-- PROBLEM TO SOLVE --
Retype everything from the line containing "1309, 587, 1337]" down to the line containing "986, 174, 1042]", keeping every line exactly as it appears.

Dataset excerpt
-- -- --

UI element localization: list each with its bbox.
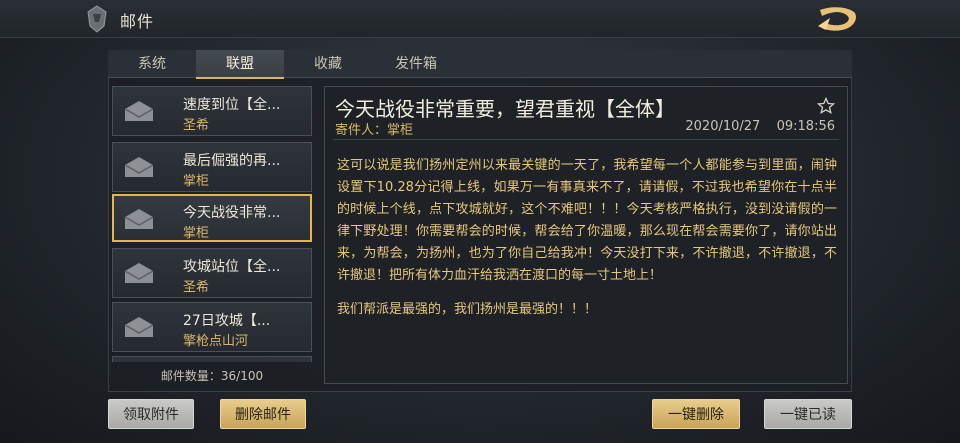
mail-detail-title: 今天战役非常重要，望君重视【全体】 — [335, 97, 675, 121]
mail-sender: 擎枪点山河 — [183, 334, 249, 349]
mail-body-paragraph: 我们帮派是最强的，我们扬州是最强的！！！ — [337, 302, 598, 317]
mail-list-item-partial[interactable] — [112, 356, 312, 362]
page-title: 邮件 — [120, 12, 155, 31]
delete-all-button[interactable]: 一键删除 — [652, 399, 740, 429]
delete-mail-button[interactable]: 删除邮件 — [220, 399, 306, 429]
mail-detail-time: 09:18:56 — [776, 119, 835, 134]
mail-count: 邮件数量：36/100 — [160, 369, 264, 383]
dragon-logo-icon — [816, 4, 860, 34]
mail-list-item[interactable]: 速度到位【全... 圣希 — [112, 86, 312, 136]
mail-sender: 掌柜 — [183, 226, 210, 241]
claim-attachments-button[interactable]: 领取附件 — [108, 399, 194, 429]
tab-outbox[interactable]: 发件箱 — [372, 50, 460, 78]
tab-bar: 系统 联盟 收藏 发件箱 — [108, 50, 852, 79]
envelope-icon — [124, 209, 154, 229]
mail-detail: 今天战役非常重要，望君重视【全体】 寄件人：掌柜 2020/10/27 09:1… — [324, 86, 848, 384]
mail-detail-date: 2020/10/27 — [685, 119, 761, 134]
back-emblem-icon[interactable] — [84, 4, 110, 34]
tab-favorites[interactable]: 收藏 — [284, 50, 372, 78]
divider — [333, 139, 839, 140]
mail-list-item-selected[interactable]: 今天战役非常... 掌柜 — [112, 194, 312, 242]
mail-title: 攻城站位【全... — [183, 259, 281, 275]
envelope-icon — [124, 263, 154, 283]
envelope-icon — [124, 157, 154, 177]
mail-detail-timestamp: 2020/10/27 09:18:56 — [685, 119, 835, 134]
tab-alliance[interactable]: 联盟 — [196, 50, 284, 79]
mail-detail-sender: 寄件人：掌柜 — [335, 123, 414, 138]
mark-all-read-button[interactable]: 一键已读 — [764, 399, 852, 429]
envelope-icon — [124, 101, 154, 121]
star-outline-icon[interactable] — [817, 97, 835, 115]
mail-sender: 圣希 — [183, 118, 210, 133]
mail-list-item[interactable]: 最后倔强的再... 掌柜 — [112, 142, 312, 192]
mail-title: 27日攻城【... — [183, 313, 271, 329]
tab-system[interactable]: 系统 — [108, 50, 196, 78]
envelope-icon — [124, 317, 154, 337]
mail-list[interactable]: 速度到位【全... 圣希 最后倔强的再... 掌柜 今天战役非常... 掌柜 攻… — [112, 86, 314, 360]
mail-sender: 掌柜 — [183, 174, 210, 189]
mail-body-paragraph: 这可以说是我们扬州定州以来最关键的一天了，我希望每一个人都能参与到里面，闹钟设置… — [337, 158, 837, 283]
mail-list-item[interactable]: 攻城站位【全... 圣希 — [112, 248, 312, 298]
mail-list-item[interactable]: 27日攻城【... 擎枪点山河 — [112, 302, 312, 352]
mail-title: 速度到位【全... — [183, 97, 281, 113]
mail-body: 这可以说是我们扬州定州以来最关键的一天了，我希望每一个人都能参与到里面，闹钟设置… — [337, 155, 837, 333]
mail-title: 最后倔强的再... — [183, 153, 281, 169]
mail-title: 今天战役非常... — [183, 205, 281, 221]
mail-sender: 圣希 — [183, 280, 210, 295]
top-bar: 邮件 — [0, 0, 960, 38]
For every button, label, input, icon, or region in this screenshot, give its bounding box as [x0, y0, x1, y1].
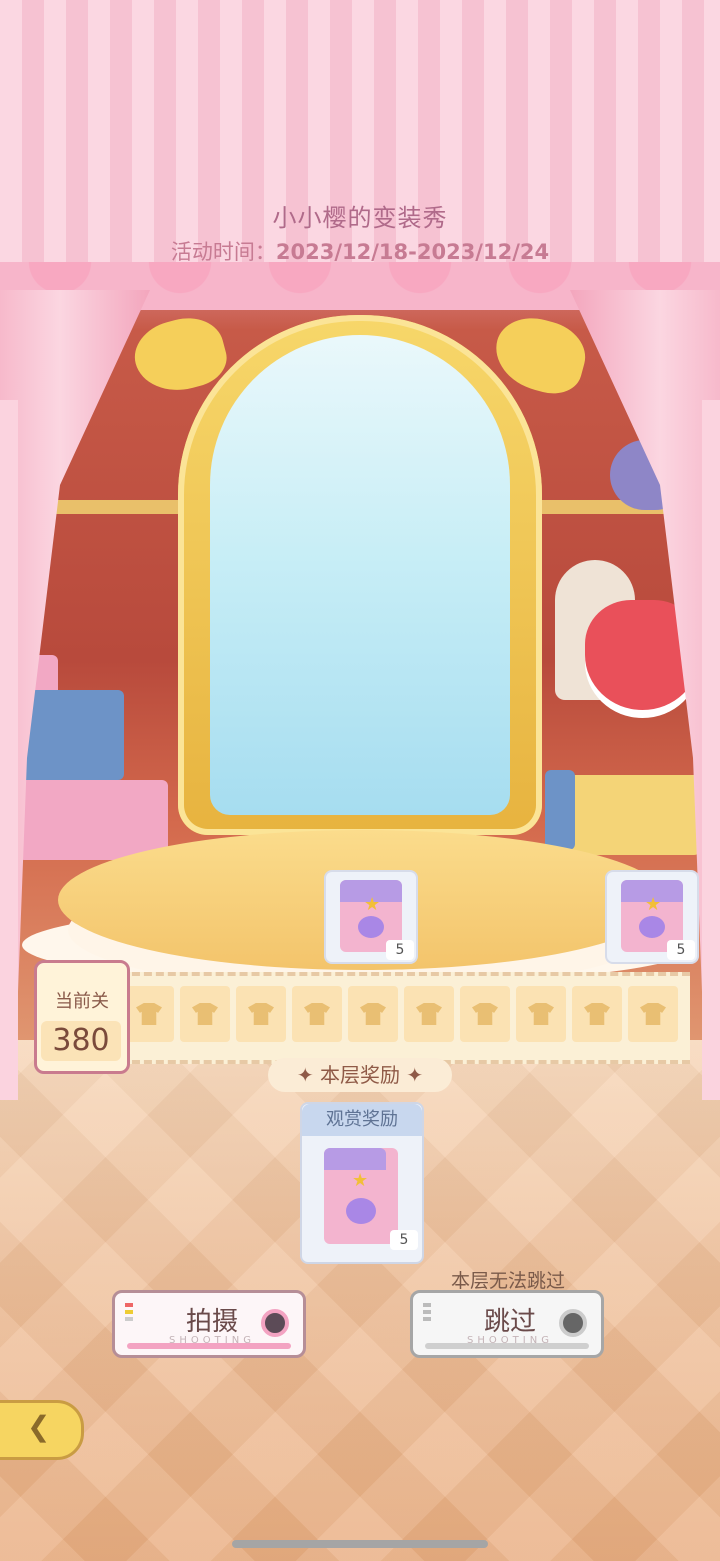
camera-lens-icon	[559, 1309, 587, 1337]
event-time-label: 活动时间：	[170, 240, 276, 264]
current-level-badge: 当前关 380	[34, 960, 130, 1074]
tshirt-icon	[528, 1003, 554, 1025]
floor-reward-title: ✦ 本层奖励 ✦	[268, 1058, 452, 1092]
reward-quantity: 5	[667, 940, 695, 960]
yellow-box	[566, 775, 700, 855]
current-level-number: 380	[41, 1021, 121, 1061]
level-cell	[348, 986, 398, 1042]
level-cell	[124, 986, 174, 1042]
floor-reward-title-text: 本层奖励	[320, 1063, 400, 1087]
track-reward-card[interactable]: ★ 5	[605, 870, 699, 964]
tshirt-icon	[304, 1003, 330, 1025]
mirror-glass	[210, 335, 510, 815]
tshirt-icon	[472, 1003, 498, 1025]
reward-quantity: 5	[390, 1230, 418, 1250]
shoot-button-bar	[127, 1343, 291, 1349]
skip-button[interactable]: 跳过 SHOOTING	[410, 1290, 604, 1358]
level-cell	[404, 986, 454, 1042]
tshirt-icon	[360, 1003, 386, 1025]
watch-reward-card[interactable]: 观赏奖励 ★ 5	[300, 1102, 424, 1264]
back-arrow-icon: ❮	[27, 1410, 51, 1443]
shoot-button[interactable]: 拍摄 SHOOTING	[112, 1290, 306, 1358]
level-cell	[628, 986, 678, 1042]
pink-trunk	[18, 780, 168, 860]
level-cell	[292, 986, 342, 1042]
blue-box-right	[545, 770, 575, 850]
level-cell	[572, 986, 622, 1042]
tshirt-icon	[640, 1003, 666, 1025]
tshirt-icon	[192, 1003, 218, 1025]
blue-box	[18, 690, 124, 780]
home-indicator[interactable]	[232, 1540, 488, 1548]
watch-reward-item: ★ 5	[316, 1144, 418, 1254]
track-reward-card[interactable]: ★ 5	[324, 870, 418, 964]
skip-button-bar	[425, 1343, 589, 1349]
event-time-range: 2023/12/18-2023/12/24	[275, 240, 550, 264]
tshirt-icon	[416, 1003, 442, 1025]
level-cell	[180, 986, 230, 1042]
watch-reward-header: 观赏奖励	[302, 1104, 422, 1136]
level-cell	[516, 986, 566, 1042]
right-pillar	[702, 400, 720, 1100]
camera-lens-icon	[261, 1309, 289, 1337]
level-cell	[460, 986, 510, 1042]
tshirt-icon	[136, 1003, 162, 1025]
level-cell	[236, 986, 286, 1042]
tshirt-icon	[248, 1003, 274, 1025]
event-title: 小小樱的变装秀	[272, 204, 448, 232]
gift-bag-icon: ★	[324, 1148, 398, 1244]
current-level-label: 当前关	[55, 991, 109, 1012]
left-pillar	[0, 400, 18, 1100]
skip-note: 本层无法跳过	[450, 1270, 565, 1292]
tshirt-icon	[584, 1003, 610, 1025]
back-button[interactable]: ❮	[0, 1400, 84, 1460]
event-time: 活动时间：2023/12/18-2023/12/24	[0, 236, 720, 266]
level-track	[120, 972, 690, 1064]
reward-quantity: 5	[386, 940, 414, 960]
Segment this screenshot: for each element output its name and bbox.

-- -- --

-- ANSWER TO THIS EXERCISE --
camera-lens-icon	[559, 1309, 587, 1337]
event-time-label: 活动时间：	[170, 240, 276, 264]
current-level-badge: 当前关 380	[34, 960, 130, 1074]
tshirt-icon	[528, 1003, 554, 1025]
floor-reward-title: ✦ 本层奖励 ✦	[268, 1058, 452, 1092]
reward-quantity: 5	[667, 940, 695, 960]
yellow-box	[566, 775, 700, 855]
current-level-number: 380	[41, 1021, 121, 1061]
level-cell	[348, 986, 398, 1042]
level-cell	[124, 986, 174, 1042]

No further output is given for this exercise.